GIVEN RECORDS
'''

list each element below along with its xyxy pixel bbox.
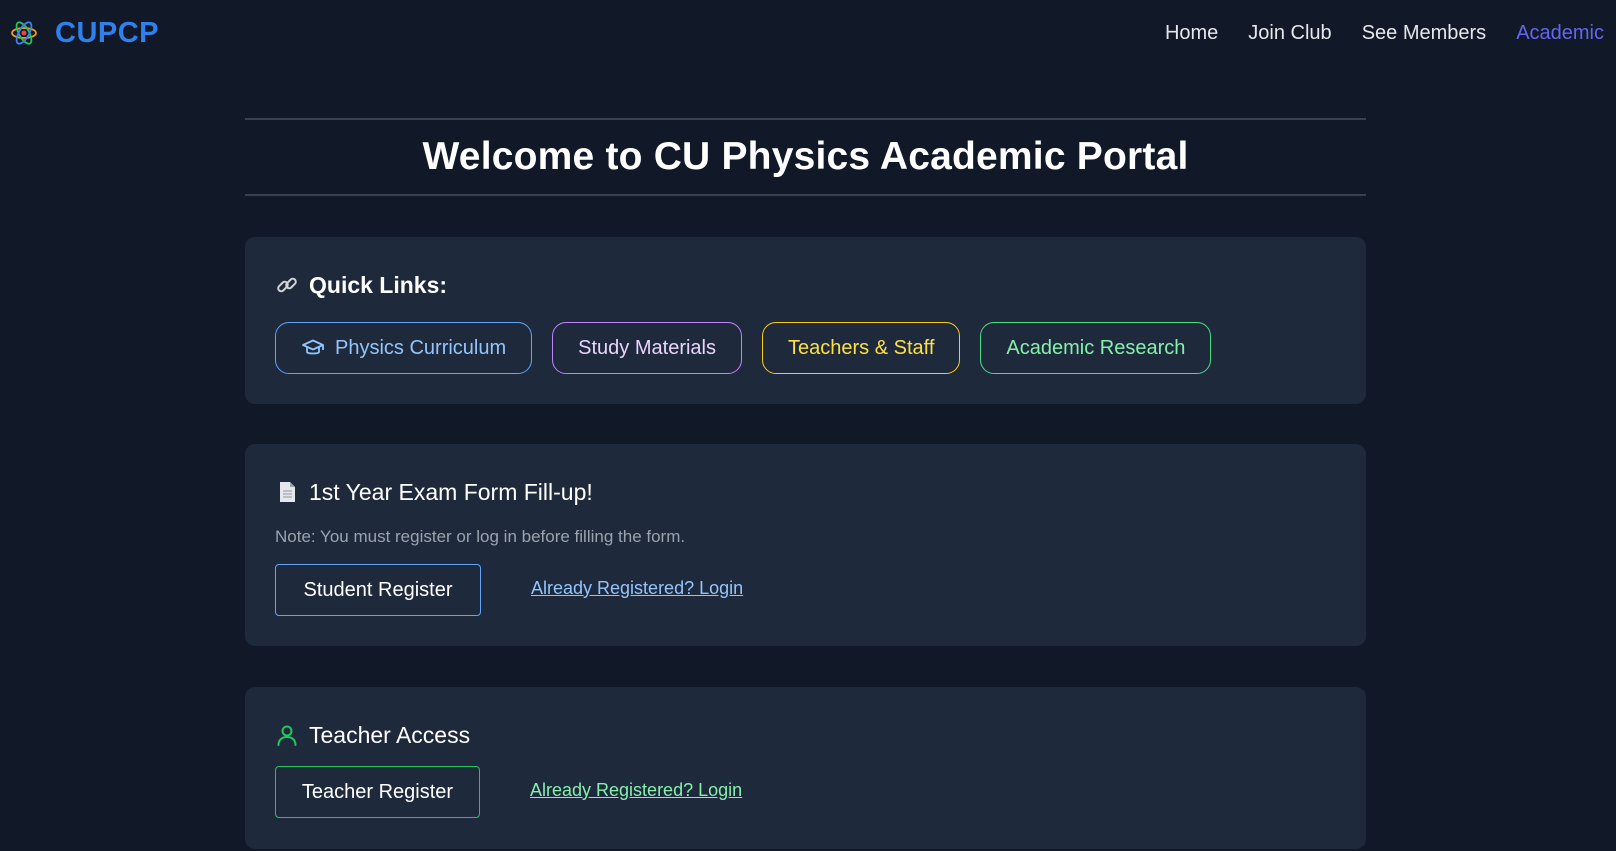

'''
'''

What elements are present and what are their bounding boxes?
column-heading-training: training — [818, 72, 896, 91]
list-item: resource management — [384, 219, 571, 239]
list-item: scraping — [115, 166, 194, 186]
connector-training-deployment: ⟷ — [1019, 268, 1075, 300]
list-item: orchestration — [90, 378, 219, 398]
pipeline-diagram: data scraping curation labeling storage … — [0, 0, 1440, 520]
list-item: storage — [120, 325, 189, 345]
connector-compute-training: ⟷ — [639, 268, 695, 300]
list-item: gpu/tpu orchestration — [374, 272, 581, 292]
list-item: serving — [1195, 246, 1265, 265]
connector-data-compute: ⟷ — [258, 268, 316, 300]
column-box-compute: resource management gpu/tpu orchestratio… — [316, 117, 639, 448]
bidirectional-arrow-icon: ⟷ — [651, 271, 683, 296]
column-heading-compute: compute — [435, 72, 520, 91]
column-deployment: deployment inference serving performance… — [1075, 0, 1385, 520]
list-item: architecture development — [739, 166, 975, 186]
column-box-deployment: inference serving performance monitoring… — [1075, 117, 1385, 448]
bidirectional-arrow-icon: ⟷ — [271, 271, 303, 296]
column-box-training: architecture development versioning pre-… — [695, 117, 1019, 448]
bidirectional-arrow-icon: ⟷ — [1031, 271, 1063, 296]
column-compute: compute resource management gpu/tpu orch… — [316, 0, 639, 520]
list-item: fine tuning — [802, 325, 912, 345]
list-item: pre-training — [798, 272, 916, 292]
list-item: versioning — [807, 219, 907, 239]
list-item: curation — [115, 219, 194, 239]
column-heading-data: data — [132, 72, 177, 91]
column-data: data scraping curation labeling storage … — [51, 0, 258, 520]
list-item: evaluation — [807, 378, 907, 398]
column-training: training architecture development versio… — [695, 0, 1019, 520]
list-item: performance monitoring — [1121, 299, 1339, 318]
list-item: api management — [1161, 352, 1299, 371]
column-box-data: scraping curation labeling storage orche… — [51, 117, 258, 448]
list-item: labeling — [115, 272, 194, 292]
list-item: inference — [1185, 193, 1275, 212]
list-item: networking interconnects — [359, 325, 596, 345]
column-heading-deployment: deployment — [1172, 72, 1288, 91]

'''
'''

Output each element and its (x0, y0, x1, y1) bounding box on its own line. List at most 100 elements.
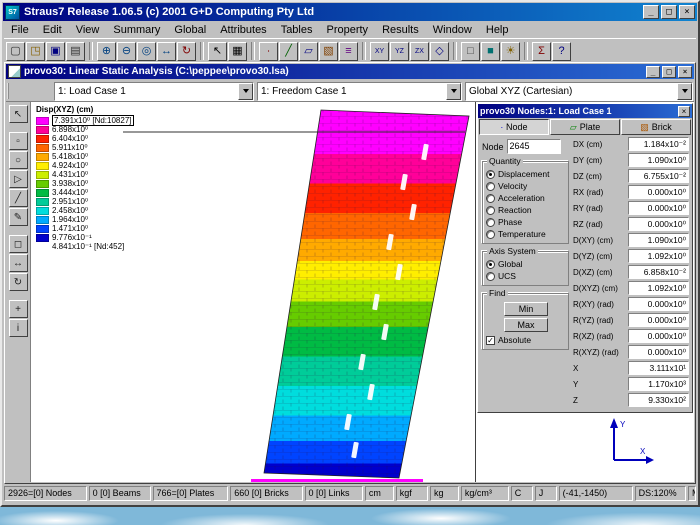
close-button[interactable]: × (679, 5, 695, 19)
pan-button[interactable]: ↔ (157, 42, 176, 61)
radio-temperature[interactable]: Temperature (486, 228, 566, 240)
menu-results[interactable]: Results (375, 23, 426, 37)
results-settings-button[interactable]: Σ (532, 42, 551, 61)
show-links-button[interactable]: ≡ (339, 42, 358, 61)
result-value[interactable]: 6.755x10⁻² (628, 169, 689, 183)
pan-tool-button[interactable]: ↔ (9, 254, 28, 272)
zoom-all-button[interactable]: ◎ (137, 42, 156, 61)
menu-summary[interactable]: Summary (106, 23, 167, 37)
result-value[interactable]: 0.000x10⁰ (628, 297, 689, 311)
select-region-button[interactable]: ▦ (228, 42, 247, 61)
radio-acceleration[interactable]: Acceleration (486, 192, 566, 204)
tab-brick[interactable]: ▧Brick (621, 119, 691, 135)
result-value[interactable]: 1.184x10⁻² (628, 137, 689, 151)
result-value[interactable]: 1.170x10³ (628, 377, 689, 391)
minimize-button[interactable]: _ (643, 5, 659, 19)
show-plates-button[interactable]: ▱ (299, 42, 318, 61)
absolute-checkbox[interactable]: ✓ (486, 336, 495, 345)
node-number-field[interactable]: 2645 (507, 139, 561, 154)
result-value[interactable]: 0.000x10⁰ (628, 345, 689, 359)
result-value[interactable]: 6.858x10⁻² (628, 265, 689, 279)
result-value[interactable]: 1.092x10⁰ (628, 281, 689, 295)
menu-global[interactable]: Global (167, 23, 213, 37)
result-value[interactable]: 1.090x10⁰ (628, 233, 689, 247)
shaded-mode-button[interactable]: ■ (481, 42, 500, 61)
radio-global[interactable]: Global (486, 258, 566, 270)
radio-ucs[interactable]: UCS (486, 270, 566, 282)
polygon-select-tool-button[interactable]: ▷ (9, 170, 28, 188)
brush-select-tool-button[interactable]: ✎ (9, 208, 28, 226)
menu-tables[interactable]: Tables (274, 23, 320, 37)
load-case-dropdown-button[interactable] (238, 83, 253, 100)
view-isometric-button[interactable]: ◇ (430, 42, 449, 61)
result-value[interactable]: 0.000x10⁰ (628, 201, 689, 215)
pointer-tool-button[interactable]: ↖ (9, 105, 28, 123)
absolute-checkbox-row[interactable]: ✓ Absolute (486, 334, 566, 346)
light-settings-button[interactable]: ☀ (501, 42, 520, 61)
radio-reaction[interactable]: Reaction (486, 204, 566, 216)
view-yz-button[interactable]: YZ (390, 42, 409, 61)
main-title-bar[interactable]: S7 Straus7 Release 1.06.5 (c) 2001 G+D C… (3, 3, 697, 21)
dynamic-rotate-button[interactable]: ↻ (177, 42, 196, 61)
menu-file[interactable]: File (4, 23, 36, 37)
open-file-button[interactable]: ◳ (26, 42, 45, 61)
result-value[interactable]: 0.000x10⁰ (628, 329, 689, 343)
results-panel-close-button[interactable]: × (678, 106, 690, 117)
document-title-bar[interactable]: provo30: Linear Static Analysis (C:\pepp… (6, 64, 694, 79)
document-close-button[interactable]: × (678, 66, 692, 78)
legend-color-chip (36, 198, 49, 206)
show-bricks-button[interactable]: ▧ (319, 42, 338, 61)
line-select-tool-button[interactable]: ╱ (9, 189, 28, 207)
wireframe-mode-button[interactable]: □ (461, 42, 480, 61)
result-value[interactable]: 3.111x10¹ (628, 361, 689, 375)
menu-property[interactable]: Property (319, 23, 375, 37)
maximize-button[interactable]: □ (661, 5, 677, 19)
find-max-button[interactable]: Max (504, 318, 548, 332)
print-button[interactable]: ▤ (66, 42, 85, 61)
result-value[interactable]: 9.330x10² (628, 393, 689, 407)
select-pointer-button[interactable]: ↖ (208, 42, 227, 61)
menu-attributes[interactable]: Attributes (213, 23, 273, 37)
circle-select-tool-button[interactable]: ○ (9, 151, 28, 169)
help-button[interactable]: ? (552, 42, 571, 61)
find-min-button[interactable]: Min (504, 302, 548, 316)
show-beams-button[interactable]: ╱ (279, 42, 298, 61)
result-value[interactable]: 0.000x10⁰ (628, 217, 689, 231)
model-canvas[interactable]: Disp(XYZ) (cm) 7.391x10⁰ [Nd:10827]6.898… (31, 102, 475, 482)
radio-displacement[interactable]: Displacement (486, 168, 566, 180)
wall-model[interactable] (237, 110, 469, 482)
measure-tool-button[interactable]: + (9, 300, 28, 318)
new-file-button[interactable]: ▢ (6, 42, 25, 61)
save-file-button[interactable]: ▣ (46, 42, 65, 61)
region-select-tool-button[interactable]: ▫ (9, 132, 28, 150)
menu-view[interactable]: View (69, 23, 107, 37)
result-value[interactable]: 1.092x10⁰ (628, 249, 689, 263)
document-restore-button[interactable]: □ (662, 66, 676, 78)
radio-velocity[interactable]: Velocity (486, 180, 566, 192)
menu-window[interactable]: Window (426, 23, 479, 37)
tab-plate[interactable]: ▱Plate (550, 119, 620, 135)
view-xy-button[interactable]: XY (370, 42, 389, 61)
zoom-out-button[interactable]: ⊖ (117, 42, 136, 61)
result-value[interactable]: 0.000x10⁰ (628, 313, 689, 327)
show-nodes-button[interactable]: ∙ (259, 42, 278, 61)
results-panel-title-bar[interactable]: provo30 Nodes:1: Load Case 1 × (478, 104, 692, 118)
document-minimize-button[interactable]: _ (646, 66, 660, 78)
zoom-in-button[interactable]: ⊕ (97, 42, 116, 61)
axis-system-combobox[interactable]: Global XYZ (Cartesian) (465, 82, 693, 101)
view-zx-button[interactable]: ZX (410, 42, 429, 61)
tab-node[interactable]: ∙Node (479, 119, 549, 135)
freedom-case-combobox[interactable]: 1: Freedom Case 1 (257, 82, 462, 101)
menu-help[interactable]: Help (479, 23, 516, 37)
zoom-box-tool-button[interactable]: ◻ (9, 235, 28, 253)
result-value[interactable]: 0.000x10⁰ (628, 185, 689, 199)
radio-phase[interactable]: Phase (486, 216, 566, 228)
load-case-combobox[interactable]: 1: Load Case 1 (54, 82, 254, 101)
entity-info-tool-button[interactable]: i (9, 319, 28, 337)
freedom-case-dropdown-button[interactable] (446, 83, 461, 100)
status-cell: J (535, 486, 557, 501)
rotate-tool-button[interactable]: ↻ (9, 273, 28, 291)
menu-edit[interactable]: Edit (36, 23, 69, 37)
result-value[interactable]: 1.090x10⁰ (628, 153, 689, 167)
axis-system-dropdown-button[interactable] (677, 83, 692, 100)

'''

WHAT THIS TASK INVOLVES
Copy the items from the line containing "Output each element" through the line containing "228, 566, 240)", both included, and leave out any pictures.

RESPONSE
Output each element and its (x0, y0, x1, y1) bounding box on its own line. List at most 100 elements.
close-button[interactable]: × (679, 5, 695, 19)
pan-button[interactable]: ↔ (157, 42, 176, 61)
radio-temperature[interactable]: Temperature (486, 228, 566, 240)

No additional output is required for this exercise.